-- Start of Extracted records --
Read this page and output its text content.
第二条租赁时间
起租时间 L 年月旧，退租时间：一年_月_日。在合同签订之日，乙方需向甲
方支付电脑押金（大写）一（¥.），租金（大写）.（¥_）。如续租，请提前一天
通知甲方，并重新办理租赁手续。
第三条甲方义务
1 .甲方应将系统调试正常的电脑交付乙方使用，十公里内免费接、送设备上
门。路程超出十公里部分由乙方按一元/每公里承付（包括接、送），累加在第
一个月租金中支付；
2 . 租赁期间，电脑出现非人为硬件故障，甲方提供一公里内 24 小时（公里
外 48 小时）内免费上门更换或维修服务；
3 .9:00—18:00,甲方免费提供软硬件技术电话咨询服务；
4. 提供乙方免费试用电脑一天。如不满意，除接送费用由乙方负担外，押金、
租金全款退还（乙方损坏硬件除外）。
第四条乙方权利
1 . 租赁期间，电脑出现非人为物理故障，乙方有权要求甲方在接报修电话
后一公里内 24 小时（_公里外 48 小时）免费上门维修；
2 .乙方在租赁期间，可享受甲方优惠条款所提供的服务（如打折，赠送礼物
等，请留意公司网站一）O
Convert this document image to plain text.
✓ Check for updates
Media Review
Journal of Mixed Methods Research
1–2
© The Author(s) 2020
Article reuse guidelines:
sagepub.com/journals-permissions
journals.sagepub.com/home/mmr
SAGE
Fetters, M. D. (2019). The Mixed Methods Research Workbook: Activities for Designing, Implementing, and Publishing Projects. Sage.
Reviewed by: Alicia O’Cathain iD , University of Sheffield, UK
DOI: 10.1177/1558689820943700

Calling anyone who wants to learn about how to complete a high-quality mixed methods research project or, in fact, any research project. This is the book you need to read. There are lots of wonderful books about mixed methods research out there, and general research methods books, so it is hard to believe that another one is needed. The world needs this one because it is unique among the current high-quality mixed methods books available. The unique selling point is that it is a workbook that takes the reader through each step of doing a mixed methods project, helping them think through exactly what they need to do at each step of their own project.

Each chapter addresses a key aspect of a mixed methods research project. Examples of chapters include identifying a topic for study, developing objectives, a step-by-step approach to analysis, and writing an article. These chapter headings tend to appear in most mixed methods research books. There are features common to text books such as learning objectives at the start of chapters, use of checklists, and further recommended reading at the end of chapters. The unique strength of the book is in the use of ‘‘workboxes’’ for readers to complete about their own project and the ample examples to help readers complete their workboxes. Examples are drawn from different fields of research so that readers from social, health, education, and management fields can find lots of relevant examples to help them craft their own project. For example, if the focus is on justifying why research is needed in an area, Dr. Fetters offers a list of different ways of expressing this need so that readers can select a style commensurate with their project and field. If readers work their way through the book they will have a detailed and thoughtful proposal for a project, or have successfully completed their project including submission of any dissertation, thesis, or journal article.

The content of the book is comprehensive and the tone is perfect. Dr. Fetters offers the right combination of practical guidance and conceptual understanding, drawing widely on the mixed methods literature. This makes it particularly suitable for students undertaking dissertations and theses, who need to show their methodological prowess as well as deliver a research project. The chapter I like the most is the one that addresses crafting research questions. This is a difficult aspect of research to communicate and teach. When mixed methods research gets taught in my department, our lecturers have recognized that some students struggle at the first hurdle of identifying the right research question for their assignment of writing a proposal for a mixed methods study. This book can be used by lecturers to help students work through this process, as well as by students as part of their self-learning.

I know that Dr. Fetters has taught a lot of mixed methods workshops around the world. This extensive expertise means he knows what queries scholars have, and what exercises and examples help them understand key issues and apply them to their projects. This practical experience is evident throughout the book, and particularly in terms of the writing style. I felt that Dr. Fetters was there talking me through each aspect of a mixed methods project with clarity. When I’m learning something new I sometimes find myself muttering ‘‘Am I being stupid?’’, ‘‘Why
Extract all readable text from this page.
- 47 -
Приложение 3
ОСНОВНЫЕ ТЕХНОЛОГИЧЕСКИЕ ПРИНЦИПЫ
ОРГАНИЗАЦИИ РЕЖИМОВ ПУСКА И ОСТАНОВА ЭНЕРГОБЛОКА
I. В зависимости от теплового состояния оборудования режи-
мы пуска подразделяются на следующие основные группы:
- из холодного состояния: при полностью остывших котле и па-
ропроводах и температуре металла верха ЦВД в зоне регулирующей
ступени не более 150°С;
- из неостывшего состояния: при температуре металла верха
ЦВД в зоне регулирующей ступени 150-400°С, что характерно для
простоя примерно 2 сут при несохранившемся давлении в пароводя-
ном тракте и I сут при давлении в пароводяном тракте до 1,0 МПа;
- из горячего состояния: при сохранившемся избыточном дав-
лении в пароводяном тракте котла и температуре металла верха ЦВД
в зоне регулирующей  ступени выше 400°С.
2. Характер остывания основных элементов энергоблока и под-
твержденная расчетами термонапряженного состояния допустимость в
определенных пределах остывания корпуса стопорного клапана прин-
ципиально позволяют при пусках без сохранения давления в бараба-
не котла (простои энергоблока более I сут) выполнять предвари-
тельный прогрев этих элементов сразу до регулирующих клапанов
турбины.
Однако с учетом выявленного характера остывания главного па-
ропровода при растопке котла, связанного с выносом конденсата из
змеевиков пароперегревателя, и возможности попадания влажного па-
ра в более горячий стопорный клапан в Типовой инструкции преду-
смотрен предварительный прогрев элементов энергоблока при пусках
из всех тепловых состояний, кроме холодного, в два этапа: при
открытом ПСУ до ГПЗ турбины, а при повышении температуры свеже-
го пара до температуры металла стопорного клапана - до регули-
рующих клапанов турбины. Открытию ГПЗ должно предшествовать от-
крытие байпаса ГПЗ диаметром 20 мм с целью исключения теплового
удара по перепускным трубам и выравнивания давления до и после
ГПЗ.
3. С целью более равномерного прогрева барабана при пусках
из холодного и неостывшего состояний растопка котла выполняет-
-- End of Extracted records --
*Task statement*
Search the records above for "давлении". Copy each line where it is found.

*The reply*
простоя примерно 2 сут при несохранившемся давлении в пароводя-
ном тракте и I сут при давлении в пароводяном тракте до 1,0 МПа;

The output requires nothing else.